— AIM OF THE EXERCISE —
Go through the entries below and pick out every line with "range".

— EXERCISE MATERIAL —
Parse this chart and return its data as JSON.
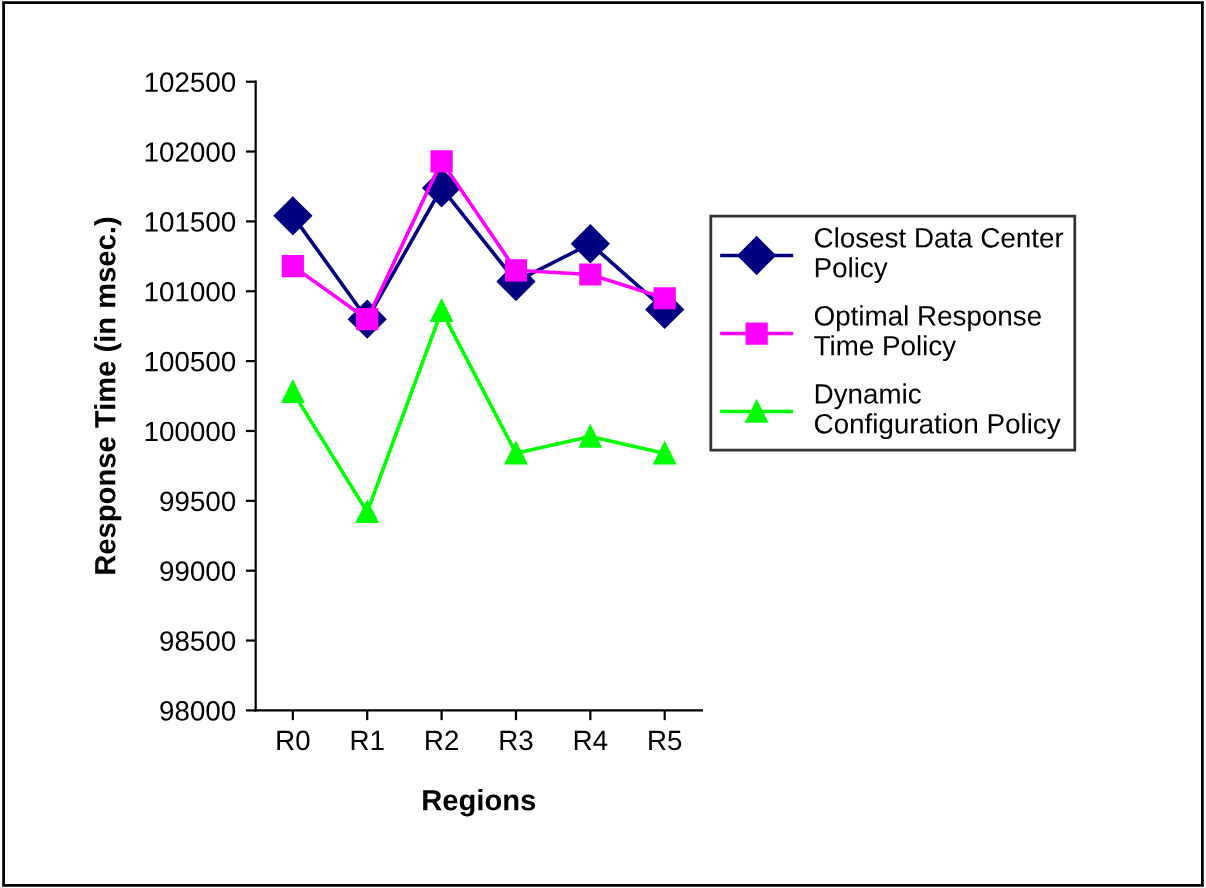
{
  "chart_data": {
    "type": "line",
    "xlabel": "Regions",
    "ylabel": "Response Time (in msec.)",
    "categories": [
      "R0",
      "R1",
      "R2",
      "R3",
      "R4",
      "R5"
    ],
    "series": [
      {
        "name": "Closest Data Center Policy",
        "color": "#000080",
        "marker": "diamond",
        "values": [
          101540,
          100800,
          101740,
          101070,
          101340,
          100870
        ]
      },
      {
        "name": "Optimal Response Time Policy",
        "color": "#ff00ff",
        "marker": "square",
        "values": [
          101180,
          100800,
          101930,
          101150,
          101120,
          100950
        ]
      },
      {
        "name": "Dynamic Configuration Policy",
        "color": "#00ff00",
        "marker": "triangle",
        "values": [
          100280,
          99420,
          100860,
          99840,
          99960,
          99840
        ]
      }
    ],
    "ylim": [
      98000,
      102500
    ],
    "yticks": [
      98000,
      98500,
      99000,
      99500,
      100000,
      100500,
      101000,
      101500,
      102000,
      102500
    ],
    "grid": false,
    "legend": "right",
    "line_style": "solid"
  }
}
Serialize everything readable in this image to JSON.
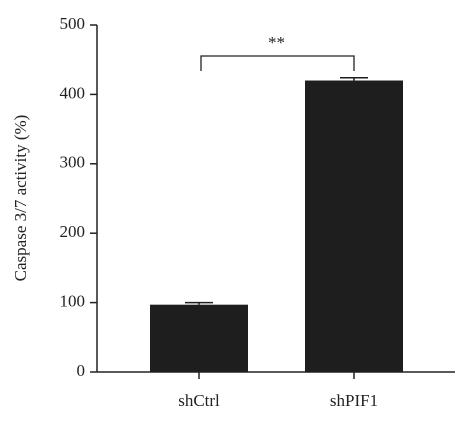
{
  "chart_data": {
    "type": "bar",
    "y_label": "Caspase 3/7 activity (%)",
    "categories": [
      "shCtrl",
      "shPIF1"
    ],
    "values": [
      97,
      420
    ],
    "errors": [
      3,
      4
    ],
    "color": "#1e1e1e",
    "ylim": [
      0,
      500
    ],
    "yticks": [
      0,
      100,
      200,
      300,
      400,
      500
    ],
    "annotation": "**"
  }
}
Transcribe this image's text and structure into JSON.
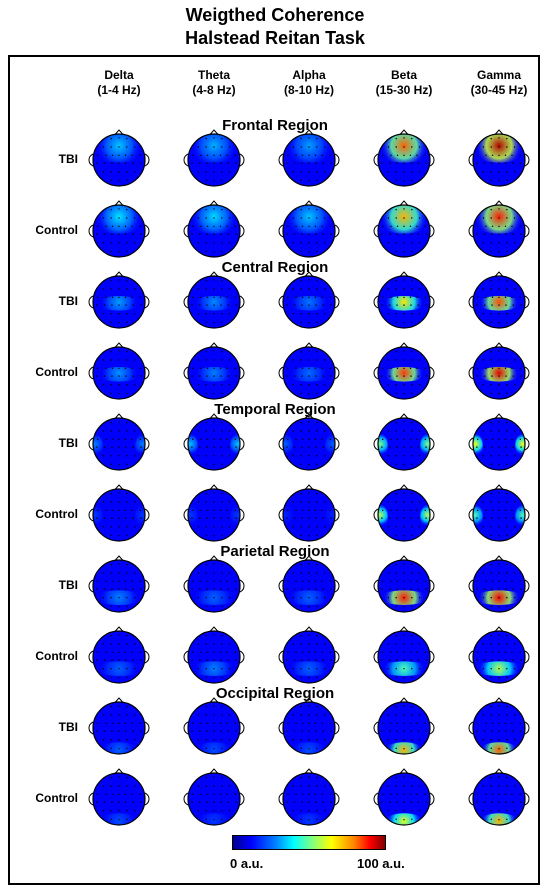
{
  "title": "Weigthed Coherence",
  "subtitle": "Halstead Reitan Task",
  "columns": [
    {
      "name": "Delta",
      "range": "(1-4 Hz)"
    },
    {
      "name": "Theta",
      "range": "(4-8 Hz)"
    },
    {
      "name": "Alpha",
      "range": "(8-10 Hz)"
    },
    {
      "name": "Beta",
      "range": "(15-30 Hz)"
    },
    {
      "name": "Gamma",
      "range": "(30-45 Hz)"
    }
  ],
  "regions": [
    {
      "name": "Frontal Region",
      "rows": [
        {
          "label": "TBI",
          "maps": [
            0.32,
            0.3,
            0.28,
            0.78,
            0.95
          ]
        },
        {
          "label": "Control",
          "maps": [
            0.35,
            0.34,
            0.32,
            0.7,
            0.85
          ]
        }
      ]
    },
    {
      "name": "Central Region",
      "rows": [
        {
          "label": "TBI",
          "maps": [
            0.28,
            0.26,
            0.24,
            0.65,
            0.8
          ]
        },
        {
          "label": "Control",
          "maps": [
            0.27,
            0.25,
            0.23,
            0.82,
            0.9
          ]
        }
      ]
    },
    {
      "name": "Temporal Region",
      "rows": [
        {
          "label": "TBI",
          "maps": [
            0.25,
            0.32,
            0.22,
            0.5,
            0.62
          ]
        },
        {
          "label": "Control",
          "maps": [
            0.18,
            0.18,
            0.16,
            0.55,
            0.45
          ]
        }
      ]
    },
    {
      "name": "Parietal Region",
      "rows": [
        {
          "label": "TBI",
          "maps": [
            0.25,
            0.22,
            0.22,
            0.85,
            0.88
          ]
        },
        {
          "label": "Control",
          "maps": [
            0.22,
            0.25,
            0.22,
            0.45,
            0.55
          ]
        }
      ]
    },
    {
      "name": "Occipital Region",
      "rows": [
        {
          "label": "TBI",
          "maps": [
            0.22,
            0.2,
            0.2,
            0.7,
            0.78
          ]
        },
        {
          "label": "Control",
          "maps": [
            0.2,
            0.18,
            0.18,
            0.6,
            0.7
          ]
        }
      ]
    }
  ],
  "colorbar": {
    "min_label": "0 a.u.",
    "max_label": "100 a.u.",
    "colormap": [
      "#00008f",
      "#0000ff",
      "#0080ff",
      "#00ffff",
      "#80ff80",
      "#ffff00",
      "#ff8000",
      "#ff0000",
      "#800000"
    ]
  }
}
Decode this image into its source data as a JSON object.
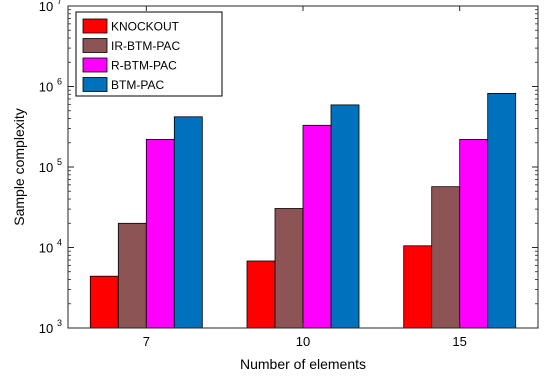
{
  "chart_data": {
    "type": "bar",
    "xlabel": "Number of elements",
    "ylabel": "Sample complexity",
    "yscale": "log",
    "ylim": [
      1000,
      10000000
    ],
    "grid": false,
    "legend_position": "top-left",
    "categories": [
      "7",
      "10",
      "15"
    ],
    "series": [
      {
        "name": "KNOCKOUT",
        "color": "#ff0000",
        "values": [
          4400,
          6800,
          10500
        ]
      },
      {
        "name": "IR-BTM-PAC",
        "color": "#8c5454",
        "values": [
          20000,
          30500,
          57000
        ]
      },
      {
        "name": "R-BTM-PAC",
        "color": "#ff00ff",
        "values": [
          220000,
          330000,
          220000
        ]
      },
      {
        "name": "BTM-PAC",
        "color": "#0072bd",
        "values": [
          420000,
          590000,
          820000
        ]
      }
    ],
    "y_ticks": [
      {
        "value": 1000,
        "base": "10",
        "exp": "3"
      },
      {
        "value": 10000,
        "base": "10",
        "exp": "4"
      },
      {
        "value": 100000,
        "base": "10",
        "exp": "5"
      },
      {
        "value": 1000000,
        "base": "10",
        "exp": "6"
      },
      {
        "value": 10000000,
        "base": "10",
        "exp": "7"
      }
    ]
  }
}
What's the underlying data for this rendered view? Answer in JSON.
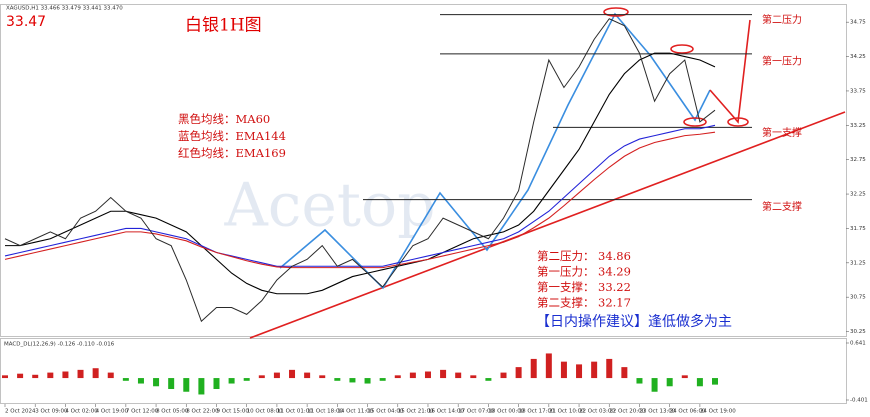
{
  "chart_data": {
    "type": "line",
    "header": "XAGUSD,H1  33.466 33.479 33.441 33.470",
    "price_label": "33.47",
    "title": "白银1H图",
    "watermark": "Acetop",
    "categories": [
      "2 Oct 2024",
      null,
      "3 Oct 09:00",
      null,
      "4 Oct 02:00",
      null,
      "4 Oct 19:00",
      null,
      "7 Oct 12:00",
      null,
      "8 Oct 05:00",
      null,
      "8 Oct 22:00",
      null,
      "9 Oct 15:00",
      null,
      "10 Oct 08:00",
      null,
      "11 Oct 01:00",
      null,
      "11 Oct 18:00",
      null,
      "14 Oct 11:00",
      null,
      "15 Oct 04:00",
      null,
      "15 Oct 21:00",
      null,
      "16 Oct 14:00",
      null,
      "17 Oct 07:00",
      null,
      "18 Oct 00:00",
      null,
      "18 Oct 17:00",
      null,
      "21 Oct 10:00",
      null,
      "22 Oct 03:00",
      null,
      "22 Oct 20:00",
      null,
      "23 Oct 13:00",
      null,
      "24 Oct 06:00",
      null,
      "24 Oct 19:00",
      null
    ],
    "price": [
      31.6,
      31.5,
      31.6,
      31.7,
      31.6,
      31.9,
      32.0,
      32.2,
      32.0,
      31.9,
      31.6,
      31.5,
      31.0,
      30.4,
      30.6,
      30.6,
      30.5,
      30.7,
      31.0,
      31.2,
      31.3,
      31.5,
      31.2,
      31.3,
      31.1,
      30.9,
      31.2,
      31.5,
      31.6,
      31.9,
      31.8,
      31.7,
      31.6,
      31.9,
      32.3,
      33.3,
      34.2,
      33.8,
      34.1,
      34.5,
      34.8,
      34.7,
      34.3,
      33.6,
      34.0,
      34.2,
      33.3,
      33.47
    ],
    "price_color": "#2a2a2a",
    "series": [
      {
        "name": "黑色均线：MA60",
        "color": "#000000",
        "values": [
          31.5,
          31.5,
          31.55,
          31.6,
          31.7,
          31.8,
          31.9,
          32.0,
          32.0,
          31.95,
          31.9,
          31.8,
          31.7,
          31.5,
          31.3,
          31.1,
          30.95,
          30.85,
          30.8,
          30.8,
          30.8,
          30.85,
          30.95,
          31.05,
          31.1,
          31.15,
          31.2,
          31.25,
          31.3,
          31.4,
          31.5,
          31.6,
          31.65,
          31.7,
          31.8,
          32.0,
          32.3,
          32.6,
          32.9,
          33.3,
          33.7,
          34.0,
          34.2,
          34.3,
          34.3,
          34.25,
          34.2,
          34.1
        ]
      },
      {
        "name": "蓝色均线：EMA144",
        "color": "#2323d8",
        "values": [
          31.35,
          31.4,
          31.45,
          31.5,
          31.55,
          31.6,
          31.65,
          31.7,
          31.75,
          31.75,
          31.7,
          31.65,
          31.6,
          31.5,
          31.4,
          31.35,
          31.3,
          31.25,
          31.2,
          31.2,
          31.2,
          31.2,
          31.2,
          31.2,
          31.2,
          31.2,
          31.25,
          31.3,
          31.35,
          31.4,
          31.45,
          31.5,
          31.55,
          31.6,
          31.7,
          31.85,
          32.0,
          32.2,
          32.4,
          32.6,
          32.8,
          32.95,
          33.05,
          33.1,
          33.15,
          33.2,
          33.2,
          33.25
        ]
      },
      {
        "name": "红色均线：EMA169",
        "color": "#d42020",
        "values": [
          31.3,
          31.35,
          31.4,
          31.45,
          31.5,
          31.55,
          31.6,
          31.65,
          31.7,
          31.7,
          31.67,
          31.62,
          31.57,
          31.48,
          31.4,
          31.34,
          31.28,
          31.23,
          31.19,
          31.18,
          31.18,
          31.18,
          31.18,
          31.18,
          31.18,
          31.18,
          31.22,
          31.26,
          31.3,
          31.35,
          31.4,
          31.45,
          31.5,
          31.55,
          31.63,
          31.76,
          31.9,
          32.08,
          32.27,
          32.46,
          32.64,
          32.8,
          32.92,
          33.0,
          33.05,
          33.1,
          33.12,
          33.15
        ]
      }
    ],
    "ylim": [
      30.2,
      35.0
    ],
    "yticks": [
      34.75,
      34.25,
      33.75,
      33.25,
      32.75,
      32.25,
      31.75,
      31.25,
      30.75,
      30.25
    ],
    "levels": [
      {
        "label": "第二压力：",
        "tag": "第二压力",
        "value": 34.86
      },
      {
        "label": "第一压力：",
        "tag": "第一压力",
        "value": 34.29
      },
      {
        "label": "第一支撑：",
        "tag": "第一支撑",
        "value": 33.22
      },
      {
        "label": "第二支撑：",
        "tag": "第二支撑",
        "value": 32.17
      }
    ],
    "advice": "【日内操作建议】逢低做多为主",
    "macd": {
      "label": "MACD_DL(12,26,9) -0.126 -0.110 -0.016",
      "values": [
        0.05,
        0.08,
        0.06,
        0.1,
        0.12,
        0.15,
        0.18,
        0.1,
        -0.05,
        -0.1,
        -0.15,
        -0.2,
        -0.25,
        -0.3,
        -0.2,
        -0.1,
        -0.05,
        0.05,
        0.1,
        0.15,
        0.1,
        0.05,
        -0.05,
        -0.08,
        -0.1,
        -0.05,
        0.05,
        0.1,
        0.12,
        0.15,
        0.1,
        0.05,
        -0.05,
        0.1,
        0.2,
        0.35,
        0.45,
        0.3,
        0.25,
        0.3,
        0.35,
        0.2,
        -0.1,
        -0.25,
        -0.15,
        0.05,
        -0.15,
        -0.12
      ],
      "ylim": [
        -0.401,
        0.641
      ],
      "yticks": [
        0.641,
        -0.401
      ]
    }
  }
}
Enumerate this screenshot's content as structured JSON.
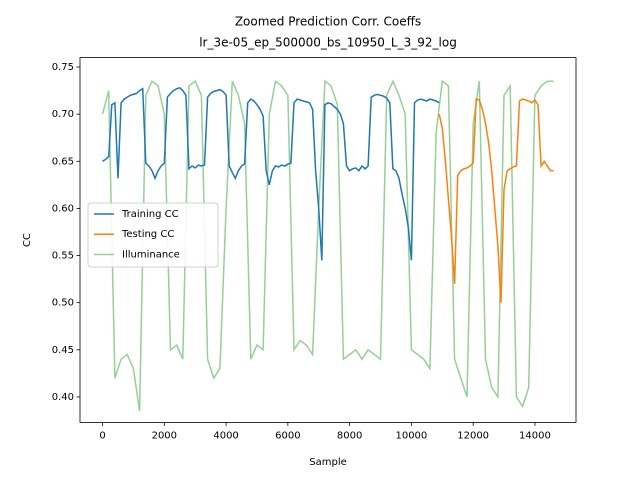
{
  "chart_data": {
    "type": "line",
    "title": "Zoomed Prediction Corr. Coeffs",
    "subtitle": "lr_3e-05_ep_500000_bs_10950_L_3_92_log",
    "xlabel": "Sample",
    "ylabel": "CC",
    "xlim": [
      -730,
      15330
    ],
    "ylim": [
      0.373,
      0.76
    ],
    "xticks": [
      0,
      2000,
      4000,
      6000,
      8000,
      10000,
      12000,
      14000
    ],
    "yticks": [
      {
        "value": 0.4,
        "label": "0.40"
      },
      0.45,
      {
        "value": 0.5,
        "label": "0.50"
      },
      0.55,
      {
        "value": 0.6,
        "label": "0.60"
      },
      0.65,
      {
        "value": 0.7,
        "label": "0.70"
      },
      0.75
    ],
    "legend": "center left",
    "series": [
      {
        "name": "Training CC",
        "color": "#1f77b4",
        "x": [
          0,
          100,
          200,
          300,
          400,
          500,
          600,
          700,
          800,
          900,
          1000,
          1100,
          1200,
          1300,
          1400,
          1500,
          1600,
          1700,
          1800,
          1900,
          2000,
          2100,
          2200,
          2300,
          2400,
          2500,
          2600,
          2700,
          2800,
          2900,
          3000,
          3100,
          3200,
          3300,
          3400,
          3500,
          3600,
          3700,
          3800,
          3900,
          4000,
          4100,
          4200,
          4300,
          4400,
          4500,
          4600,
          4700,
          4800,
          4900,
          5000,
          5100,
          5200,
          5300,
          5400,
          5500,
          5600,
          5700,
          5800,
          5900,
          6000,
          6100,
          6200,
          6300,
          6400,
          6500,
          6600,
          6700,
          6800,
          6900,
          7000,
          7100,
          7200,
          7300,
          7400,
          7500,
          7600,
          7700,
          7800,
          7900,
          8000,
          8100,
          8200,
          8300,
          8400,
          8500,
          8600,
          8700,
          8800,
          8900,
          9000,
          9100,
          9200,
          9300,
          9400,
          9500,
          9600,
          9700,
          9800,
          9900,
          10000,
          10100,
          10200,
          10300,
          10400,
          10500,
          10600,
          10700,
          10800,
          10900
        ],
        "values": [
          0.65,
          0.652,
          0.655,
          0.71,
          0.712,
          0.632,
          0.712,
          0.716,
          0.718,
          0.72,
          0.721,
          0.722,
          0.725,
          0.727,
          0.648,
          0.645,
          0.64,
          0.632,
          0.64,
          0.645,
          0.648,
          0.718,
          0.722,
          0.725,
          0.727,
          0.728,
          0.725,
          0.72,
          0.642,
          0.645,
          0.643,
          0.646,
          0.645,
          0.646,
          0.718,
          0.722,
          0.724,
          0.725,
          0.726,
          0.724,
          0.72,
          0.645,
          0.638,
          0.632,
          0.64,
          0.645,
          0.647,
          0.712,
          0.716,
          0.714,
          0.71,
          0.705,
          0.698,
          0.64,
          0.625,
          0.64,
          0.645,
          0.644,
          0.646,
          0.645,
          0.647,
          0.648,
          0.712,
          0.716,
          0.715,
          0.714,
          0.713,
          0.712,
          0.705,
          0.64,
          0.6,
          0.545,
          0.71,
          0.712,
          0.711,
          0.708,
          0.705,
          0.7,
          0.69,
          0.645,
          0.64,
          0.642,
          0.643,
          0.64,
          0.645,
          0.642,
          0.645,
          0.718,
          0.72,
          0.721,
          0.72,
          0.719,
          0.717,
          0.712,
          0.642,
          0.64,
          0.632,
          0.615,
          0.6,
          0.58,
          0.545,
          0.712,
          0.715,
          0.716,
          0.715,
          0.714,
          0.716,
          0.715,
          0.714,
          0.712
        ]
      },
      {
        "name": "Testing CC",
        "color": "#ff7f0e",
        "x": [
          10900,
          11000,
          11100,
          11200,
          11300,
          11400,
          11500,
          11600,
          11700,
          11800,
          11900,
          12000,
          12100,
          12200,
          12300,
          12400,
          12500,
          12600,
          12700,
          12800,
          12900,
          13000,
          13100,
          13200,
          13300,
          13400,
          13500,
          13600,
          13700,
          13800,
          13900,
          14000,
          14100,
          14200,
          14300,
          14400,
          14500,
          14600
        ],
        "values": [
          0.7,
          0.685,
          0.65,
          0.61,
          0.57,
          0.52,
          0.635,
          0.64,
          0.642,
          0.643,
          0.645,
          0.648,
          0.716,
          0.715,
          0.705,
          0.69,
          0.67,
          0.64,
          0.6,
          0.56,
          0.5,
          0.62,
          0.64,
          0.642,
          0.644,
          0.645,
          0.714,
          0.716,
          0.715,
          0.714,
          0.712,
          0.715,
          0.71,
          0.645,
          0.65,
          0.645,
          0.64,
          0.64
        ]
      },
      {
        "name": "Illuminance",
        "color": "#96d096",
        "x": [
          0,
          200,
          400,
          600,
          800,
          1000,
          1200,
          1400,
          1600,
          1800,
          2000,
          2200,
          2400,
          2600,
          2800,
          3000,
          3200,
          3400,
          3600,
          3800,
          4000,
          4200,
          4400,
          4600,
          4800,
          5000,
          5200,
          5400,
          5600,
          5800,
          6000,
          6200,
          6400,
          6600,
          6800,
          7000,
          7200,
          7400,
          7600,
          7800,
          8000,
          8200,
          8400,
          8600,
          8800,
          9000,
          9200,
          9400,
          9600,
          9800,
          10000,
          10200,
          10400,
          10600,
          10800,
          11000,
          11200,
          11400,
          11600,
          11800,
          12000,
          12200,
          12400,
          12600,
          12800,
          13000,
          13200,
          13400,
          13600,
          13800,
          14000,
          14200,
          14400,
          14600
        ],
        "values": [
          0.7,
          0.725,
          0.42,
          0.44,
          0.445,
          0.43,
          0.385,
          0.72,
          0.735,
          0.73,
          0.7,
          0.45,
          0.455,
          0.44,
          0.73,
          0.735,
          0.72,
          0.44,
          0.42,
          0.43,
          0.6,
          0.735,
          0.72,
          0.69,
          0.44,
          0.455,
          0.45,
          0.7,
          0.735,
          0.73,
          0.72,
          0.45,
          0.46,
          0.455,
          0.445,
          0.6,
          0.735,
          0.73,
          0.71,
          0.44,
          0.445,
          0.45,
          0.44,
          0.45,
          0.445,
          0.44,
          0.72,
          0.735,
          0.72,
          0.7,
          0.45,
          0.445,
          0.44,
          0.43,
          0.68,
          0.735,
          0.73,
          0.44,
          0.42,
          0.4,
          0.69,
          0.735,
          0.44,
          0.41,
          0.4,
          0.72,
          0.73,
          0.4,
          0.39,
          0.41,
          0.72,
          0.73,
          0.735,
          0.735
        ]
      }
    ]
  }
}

— ANSWER FOR THE TASK —
      "range": "(1-4 Hz)"
      "range": "(4-8 Hz)"
      "range": "(8-10 Hz)"
      "range": "(15-30 Hz)"
      "range": "(30-45 Hz)"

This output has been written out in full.